### EXERCISE TEXT

I’ve been watching a lot of Trump speeches over the last few weeks.
It’s my own fault. Nobody is making me watch these speeches and interviews and rallies. Outside of your incredibly generous donations (thank you!) nobody is paying me to spend this much time focused on a crusty rug with a bad attitude. I’m watching because I want to and because I think watching and paying attention (as barfy as it makes me) is important. Donald Trump is saying quite a lot in the little that he actually says and, while it’s fun to watch him try to talk and read a teleprompter at the same time, so far I have yet to hear him say anything that doesn’t terrify me.
If you’ve caught even just thirty seconds of domestic news over the last couple of weeks, you’ve undoubtedly heard some of Trump’s latest greatest hits:
- Barack Obama is “literally the founder of ISIS” (he isn’t) along with Hillary Clinton (nope).
- Hillary Clinton is a bigot (I doubt it).
- The Obama Administration paid $400 Million in ransom to Iran (nu-uh, and I’ll talk about this more later this week).
- That Hillary is physically and mentally unfit for office–and that she’s harboring some weird secret illness. (*sigh*)
- He “regrets” saying the wrong things and causing personal pain (followed up by going back to saying and doing exactly what he’s been saying and doing all along).
- He (Trump) will be able to get 95% of the black vote by 2020, he guarantees it.
We all talk a good game about how there are only lies and nothing of real substance in his stump speech, but if you pay attention? There’s some super scary sh*t in there and nobody seems to be covering it. Probably because it isn’t quite as outlandishly delivered or ignorantly conceived as what I listed above.
For example, while everybody else is mad because Trump keeps insisting that Hillary Clinton is a bigot who uses black people as pawns, they’re overlooking a statistic he’s repeated a few times since then:
“58% of African American youth are unemployed.”
Notice the inclusion of the word youth. This is not an accident. He has used this quote in a few different speeches now, varying it once in a while to make it look like he’s trying to talk directly to the Black community: “half of your youth are unemployed!”
What, exactly, does he mean by “youth”? Does he mean teenagers who can get work permits? Younger? And why is the unemployment rate of African American youth such a big sticking point for him?
In one speech he even went so far as to say that Hillary Clinton would “rather bring in a refugee or an illegal to take a job than have one of the African American youths do it.” (paraphrasing mine)
Think about the stereotype surrounding jobs typically performed by refugees and undocumented workers. Is he saying that we should be sending in kids–black kids in particular–to do those jobs instead? Because that’s problematic, even for a guy who supposedly has a (white, of course) twelve year old running his Colorado campaign office.

######
### DATA EXTRACTS

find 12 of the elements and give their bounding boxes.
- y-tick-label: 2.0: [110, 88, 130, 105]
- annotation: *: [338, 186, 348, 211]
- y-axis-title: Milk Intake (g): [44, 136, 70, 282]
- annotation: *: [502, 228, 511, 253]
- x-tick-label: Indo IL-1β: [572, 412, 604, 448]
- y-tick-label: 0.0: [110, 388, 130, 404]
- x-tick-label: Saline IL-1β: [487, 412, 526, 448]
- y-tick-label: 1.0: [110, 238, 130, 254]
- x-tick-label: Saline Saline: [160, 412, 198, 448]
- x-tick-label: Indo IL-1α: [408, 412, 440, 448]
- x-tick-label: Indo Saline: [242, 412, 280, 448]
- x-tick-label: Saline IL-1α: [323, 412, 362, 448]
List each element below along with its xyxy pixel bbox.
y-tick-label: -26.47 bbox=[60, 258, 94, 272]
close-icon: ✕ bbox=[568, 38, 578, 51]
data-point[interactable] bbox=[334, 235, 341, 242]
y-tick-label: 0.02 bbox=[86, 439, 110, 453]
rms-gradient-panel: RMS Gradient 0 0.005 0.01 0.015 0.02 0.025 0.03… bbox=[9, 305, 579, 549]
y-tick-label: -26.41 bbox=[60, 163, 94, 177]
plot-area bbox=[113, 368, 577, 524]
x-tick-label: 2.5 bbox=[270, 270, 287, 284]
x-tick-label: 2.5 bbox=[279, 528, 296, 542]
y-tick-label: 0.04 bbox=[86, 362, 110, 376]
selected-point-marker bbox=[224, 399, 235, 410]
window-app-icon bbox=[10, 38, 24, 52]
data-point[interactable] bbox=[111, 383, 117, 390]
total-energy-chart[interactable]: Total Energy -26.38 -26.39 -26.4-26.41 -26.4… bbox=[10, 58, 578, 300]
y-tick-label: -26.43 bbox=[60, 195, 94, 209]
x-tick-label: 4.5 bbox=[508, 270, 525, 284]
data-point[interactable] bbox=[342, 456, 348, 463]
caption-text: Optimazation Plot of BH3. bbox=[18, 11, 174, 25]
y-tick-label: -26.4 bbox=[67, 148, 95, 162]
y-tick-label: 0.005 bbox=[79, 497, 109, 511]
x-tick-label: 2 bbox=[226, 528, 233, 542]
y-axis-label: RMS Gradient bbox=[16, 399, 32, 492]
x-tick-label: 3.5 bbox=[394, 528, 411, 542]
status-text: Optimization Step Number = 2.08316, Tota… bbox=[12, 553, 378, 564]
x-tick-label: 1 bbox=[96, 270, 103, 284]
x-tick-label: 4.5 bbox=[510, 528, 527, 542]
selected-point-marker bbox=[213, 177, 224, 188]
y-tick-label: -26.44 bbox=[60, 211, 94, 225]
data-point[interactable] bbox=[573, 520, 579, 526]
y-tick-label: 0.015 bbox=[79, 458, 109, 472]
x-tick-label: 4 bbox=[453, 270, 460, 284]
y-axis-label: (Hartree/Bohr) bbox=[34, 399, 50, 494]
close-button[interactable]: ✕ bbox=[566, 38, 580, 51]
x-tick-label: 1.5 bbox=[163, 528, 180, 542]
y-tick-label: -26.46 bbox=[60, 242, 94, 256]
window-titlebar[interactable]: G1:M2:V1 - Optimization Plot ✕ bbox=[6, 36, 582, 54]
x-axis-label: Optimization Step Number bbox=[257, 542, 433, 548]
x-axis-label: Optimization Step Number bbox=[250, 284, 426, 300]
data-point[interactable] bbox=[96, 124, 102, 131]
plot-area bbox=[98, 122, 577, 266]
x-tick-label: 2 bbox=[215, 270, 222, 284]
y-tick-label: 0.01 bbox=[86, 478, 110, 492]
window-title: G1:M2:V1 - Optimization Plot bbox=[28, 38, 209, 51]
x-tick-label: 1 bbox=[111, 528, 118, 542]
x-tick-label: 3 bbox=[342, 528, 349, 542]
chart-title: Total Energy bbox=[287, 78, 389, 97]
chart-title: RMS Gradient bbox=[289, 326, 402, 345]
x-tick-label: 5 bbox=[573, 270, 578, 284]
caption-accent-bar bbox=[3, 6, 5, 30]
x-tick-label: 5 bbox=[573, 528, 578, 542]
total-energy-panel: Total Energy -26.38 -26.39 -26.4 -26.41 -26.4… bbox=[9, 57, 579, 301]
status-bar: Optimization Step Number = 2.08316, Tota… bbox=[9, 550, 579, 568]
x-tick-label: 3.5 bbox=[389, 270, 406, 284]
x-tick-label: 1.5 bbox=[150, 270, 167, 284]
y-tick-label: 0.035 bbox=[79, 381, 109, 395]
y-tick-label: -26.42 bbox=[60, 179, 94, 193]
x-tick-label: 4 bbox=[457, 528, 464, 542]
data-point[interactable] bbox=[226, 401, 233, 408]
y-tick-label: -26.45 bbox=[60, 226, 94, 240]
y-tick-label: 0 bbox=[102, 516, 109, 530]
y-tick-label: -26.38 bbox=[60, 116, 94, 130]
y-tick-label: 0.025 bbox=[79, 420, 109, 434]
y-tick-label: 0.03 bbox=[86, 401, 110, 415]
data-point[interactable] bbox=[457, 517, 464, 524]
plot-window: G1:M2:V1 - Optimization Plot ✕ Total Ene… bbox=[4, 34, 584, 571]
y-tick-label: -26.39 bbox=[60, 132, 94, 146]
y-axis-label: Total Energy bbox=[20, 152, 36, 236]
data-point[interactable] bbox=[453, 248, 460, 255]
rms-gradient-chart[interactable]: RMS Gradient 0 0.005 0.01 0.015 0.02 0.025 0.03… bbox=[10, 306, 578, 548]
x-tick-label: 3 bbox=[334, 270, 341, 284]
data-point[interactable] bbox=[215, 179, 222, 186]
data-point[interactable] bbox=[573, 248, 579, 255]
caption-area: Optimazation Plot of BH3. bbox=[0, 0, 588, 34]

######

-- ACTIVITY A --
In the essay on Trump's speeches, list every question asked in the paragraph that begins "What, exactly, does he mean".
-- ACTIVITY B --
Copy everything from "In one speech" down to "Colorado campaign office." in the essay on Trump's speeches, and replace "Hillary Clinton" with "his opponent".

-- OUTPUT A --
- What, exactly, does he mean by "youth"?
- Does he mean teenagers who can get work permits?
- Younger?
- And why is the unemployment rate of African American youth such a big sticking point for him?

-- OUTPUT B --
In one speech he even went so far as to say that his opponent would “rather bring in a refugee or an illegal to take a job than have one of the African American youths do it.” (paraphrasing mine)
Think about the stereotype surrounding jobs typically performed by refugees and undocumented workers. Is he saying that we should be sending in kids–black kids in particular–to do those jobs instead? Because that’s problematic, even for a guy who supposedly has a (white, of course) twelve year old running his Colorado campaign office.